Requirement:
Reproduce every one of the following rows word for word, line by line.

Given entries:
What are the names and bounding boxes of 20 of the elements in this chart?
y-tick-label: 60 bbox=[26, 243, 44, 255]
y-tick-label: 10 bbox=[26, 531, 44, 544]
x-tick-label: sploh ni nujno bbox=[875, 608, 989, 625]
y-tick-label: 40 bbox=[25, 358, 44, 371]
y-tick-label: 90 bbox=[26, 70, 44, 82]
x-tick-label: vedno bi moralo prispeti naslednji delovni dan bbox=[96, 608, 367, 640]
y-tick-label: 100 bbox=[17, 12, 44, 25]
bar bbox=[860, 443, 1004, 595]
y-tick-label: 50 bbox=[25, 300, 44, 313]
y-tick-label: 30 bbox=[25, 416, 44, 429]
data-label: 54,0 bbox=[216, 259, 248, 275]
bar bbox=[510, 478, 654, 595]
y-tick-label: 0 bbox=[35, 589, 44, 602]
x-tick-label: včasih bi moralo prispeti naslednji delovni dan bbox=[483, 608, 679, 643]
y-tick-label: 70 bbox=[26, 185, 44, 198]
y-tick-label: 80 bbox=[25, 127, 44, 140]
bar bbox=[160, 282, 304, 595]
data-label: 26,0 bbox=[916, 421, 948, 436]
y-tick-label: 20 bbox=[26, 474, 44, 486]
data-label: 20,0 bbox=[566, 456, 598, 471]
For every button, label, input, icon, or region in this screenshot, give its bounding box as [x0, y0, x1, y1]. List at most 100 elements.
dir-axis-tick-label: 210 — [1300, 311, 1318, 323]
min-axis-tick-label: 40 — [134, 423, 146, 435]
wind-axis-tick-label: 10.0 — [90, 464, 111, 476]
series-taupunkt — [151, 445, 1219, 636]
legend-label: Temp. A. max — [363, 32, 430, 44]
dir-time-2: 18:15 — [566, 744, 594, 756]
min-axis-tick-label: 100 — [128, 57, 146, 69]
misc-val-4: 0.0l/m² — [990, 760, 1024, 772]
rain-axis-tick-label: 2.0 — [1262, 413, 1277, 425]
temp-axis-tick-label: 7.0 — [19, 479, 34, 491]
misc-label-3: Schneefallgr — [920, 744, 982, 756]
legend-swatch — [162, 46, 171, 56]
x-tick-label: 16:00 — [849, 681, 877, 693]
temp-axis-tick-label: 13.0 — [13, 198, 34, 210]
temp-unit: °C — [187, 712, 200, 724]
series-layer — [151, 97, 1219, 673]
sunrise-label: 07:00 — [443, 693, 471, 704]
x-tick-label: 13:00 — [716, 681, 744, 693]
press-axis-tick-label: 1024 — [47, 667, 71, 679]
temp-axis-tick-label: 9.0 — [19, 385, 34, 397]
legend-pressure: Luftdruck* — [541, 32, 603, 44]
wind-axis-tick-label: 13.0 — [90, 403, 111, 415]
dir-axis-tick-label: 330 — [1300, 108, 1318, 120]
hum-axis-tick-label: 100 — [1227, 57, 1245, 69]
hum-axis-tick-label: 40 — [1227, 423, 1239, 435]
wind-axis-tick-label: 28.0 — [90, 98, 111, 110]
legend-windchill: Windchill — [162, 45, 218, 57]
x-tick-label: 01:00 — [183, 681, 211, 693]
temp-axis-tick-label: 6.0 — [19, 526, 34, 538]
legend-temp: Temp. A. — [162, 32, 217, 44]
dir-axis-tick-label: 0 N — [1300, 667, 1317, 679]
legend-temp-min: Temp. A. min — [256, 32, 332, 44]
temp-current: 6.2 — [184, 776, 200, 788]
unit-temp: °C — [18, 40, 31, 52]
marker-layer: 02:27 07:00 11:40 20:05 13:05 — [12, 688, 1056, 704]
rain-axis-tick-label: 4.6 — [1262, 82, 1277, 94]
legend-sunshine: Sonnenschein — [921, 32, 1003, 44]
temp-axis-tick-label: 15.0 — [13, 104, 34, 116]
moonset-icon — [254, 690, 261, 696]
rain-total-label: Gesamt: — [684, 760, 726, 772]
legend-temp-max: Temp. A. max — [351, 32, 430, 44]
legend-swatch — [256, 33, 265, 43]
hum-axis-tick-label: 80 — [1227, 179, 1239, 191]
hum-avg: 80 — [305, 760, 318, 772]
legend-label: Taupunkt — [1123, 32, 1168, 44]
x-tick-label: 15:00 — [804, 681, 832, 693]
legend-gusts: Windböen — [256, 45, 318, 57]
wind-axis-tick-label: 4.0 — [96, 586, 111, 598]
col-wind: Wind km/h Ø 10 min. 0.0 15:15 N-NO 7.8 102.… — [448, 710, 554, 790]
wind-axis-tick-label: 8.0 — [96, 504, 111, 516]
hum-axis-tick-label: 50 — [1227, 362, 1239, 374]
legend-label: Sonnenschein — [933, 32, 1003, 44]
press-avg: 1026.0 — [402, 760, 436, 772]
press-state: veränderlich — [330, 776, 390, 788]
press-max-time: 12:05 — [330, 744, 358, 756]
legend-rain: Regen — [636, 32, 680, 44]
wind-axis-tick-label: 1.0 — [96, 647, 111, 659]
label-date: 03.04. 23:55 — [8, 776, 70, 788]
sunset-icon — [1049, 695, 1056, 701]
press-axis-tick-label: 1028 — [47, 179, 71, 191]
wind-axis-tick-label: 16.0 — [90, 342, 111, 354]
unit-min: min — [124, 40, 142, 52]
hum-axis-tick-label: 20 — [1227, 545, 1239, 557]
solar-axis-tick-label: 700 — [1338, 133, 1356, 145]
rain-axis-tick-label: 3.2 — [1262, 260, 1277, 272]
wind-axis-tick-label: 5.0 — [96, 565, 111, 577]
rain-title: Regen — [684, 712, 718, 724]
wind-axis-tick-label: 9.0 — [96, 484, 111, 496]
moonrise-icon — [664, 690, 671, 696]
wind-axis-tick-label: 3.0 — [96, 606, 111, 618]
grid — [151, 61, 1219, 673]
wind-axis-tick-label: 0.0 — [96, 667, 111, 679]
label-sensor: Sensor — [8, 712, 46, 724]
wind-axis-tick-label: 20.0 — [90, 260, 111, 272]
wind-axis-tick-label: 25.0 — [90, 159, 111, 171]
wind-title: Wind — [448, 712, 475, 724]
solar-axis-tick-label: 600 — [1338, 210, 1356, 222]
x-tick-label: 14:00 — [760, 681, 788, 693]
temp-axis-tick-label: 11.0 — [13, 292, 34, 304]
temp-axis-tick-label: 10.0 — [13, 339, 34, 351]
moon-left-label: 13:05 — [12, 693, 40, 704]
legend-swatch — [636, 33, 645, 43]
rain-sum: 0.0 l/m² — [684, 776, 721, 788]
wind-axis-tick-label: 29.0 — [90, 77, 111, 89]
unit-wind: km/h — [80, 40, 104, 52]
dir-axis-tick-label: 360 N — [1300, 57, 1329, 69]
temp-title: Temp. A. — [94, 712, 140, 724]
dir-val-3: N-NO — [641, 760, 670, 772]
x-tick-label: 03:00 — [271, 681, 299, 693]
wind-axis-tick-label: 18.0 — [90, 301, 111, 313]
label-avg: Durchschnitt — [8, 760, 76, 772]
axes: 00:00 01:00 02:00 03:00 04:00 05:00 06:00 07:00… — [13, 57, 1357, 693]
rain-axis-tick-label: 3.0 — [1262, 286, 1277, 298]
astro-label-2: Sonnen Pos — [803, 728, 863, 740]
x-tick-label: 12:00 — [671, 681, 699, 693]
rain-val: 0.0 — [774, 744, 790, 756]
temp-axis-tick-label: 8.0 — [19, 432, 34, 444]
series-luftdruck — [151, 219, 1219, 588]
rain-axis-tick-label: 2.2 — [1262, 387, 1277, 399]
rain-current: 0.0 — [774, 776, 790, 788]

Task solution:
What are the names and bounding boxes of 20 of the elements in this chart?
y-tick-label: 60 bbox=[26, 243, 44, 255]
y-tick-label: 10 bbox=[26, 531, 44, 544]
x-tick-label: sploh ni nujno bbox=[875, 608, 989, 625]
y-tick-label: 40 bbox=[25, 358, 44, 371]
y-tick-label: 90 bbox=[26, 70, 44, 82]
x-tick-label: vedno bi moralo prispeti naslednji delovni dan bbox=[96, 608, 367, 640]
y-tick-label: 100 bbox=[17, 12, 44, 25]
bar bbox=[860, 443, 1004, 595]
y-tick-label: 50 bbox=[25, 300, 44, 313]
y-tick-label: 30 bbox=[25, 416, 44, 429]
data-label: 54,0 bbox=[216, 259, 248, 275]
bar bbox=[510, 478, 654, 595]
y-tick-label: 0 bbox=[35, 589, 44, 602]
x-tick-label: včasih bi moralo prispeti naslednji delovni dan bbox=[483, 608, 679, 643]
y-tick-label: 70 bbox=[26, 185, 44, 198]
y-tick-label: 80 bbox=[25, 127, 44, 140]
bar bbox=[160, 282, 304, 595]
data-label: 26,0 bbox=[916, 421, 948, 436]
y-tick-label: 20 bbox=[26, 474, 44, 486]
data-label: 20,0 bbox=[566, 456, 598, 471]
For every button, label, input, icon, or region in this screenshot, give its bounding box as [x0, y0, x1, y1]. List at most 100 elements.
dir-axis-tick-label: 210 — [1300, 311, 1318, 323]
min-axis-tick-label: 40 — [134, 423, 146, 435]
wind-axis-tick-label: 10.0 — [90, 464, 111, 476]
series-taupunkt — [151, 445, 1219, 636]
legend-label: Temp. A. max — [363, 32, 430, 44]
dir-time-2: 18:15 — [566, 744, 594, 756]
min-axis-tick-label: 100 — [128, 57, 146, 69]
misc-val-4: 0.0l/m² — [990, 760, 1024, 772]
rain-axis-tick-label: 2.0 — [1262, 413, 1277, 425]
temp-axis-tick-label: 7.0 — [19, 479, 34, 491]
misc-label-3: Schneefallgr — [920, 744, 982, 756]
legend-swatch — [162, 46, 171, 56]
x-tick-label: 16:00 — [849, 681, 877, 693]
temp-axis-tick-label: 13.0 — [13, 198, 34, 210]
temp-unit: °C — [187, 712, 200, 724]
series-layer — [151, 97, 1219, 673]
sunrise-label: 07:00 — [443, 693, 471, 704]
x-tick-label: 13:00 — [716, 681, 744, 693]
press-axis-tick-label: 1024 — [47, 667, 71, 679]
temp-axis-tick-label: 9.0 — [19, 385, 34, 397]
legend-pressure: Luftdruck* — [541, 32, 603, 44]
wind-axis-tick-label: 13.0 — [90, 403, 111, 415]
dir-axis-tick-label: 330 — [1300, 108, 1318, 120]
hum-axis-tick-label: 100 — [1227, 57, 1245, 69]
hum-axis-tick-label: 40 — [1227, 423, 1239, 435]
wind-axis-tick-label: 28.0 — [90, 98, 111, 110]
legend-windchill: Windchill — [162, 45, 218, 57]
x-tick-label: 01:00 — [183, 681, 211, 693]
temp-axis-tick-label: 6.0 — [19, 526, 34, 538]
legend-temp: Temp. A. — [162, 32, 217, 44]
dir-axis-tick-label: 0 N — [1300, 667, 1317, 679]
legend-temp-min: Temp. A. min — [256, 32, 332, 44]
temp-current: 6.2 — [184, 776, 200, 788]
unit-temp: °C — [18, 40, 31, 52]
marker-layer: 02:27 07:00 11:40 20:05 13:05 — [12, 688, 1056, 704]
rain-axis-tick-label: 4.6 — [1262, 82, 1277, 94]
legend-sunshine: Sonnenschein — [921, 32, 1003, 44]
temp-axis-tick-label: 15.0 — [13, 104, 34, 116]
moonset-icon — [254, 690, 261, 696]
rain-total-label: Gesamt: — [684, 760, 726, 772]
legend-temp-max: Temp. A. max — [351, 32, 430, 44]
legend-swatch — [256, 33, 265, 43]
hum-axis-tick-label: 80 — [1227, 179, 1239, 191]
hum-avg: 80 — [305, 760, 318, 772]
legend-label: Taupunkt — [1123, 32, 1168, 44]
x-tick-label: 15:00 — [804, 681, 832, 693]
legend-gusts: Windböen — [256, 45, 318, 57]
wind-axis-tick-label: 4.0 — [96, 586, 111, 598]
col-wind: Wind km/h Ø 10 min. 0.0 15:15 N-NO 7.8 102.… — [448, 710, 554, 790]
wind-axis-tick-label: 8.0 — [96, 504, 111, 516]
hum-axis-tick-label: 50 — [1227, 362, 1239, 374]
legend-label: Sonnenschein — [933, 32, 1003, 44]
press-avg: 1026.0 — [402, 760, 436, 772]
press-state: veränderlich — [330, 776, 390, 788]
press-max-time: 12:05 — [330, 744, 358, 756]
legend-rain: Regen — [636, 32, 680, 44]
wind-axis-tick-label: 1.0 — [96, 647, 111, 659]
label-date: 03.04. 23:55 — [8, 776, 70, 788]
sunset-icon — [1049, 695, 1056, 701]
press-axis-tick-label: 1028 — [47, 179, 71, 191]
wind-axis-tick-label: 16.0 — [90, 342, 111, 354]
unit-min: min — [124, 40, 142, 52]
hum-axis-tick-label: 20 — [1227, 545, 1239, 557]
solar-axis-tick-label: 700 — [1338, 133, 1356, 145]
rain-axis-tick-label: 3.2 — [1262, 260, 1277, 272]
wind-axis-tick-label: 5.0 — [96, 565, 111, 577]
rain-title: Regen — [684, 712, 718, 724]
wind-axis-tick-label: 9.0 — [96, 484, 111, 496]
moonrise-icon — [664, 690, 671, 696]
wind-axis-tick-label: 3.0 — [96, 606, 111, 618]
grid — [151, 61, 1219, 673]
wind-axis-tick-label: 0.0 — [96, 667, 111, 679]
label-sensor: Sensor — [8, 712, 46, 724]
wind-axis-tick-label: 20.0 — [90, 260, 111, 272]
wind-axis-tick-label: 25.0 — [90, 159, 111, 171]
wind-title: Wind — [448, 712, 475, 724]
solar-axis-tick-label: 600 — [1338, 210, 1356, 222]
x-tick-label: 14:00 — [760, 681, 788, 693]
temp-axis-tick-label: 11.0 — [13, 292, 34, 304]
temp-axis-tick-label: 10.0 — [13, 339, 34, 351]
moon-left-label: 13:05 — [12, 693, 40, 704]
legend-swatch — [636, 33, 645, 43]
rain-sum: 0.0 l/m² — [684, 776, 721, 788]
wind-axis-tick-label: 29.0 — [90, 77, 111, 89]
unit-wind: km/h — [80, 40, 104, 52]
dir-axis-tick-label: 360 N — [1300, 57, 1329, 69]
temp-title: Temp. A. — [94, 712, 140, 724]
dir-val-3: N-NO — [641, 760, 670, 772]
x-tick-label: 03:00 — [271, 681, 299, 693]
wind-axis-tick-label: 18.0 — [90, 301, 111, 313]
label-avg: Durchschnitt — [8, 760, 76, 772]
axes: 00:00 01:00 02:00 03:00 04:00 05:00 06:00 07:00… — [13, 57, 1357, 693]
rain-axis-tick-label: 3.0 — [1262, 286, 1277, 298]
astro-label-2: Sonnen Pos — [803, 728, 863, 740]
x-tick-label: 12:00 — [671, 681, 699, 693]
rain-val: 0.0 — [774, 744, 790, 756]
temp-axis-tick-label: 8.0 — [19, 432, 34, 444]
series-luftdruck — [151, 219, 1219, 588]
rain-axis-tick-label: 2.2 — [1262, 387, 1277, 399]
rain-current: 0.0 — [774, 776, 790, 788]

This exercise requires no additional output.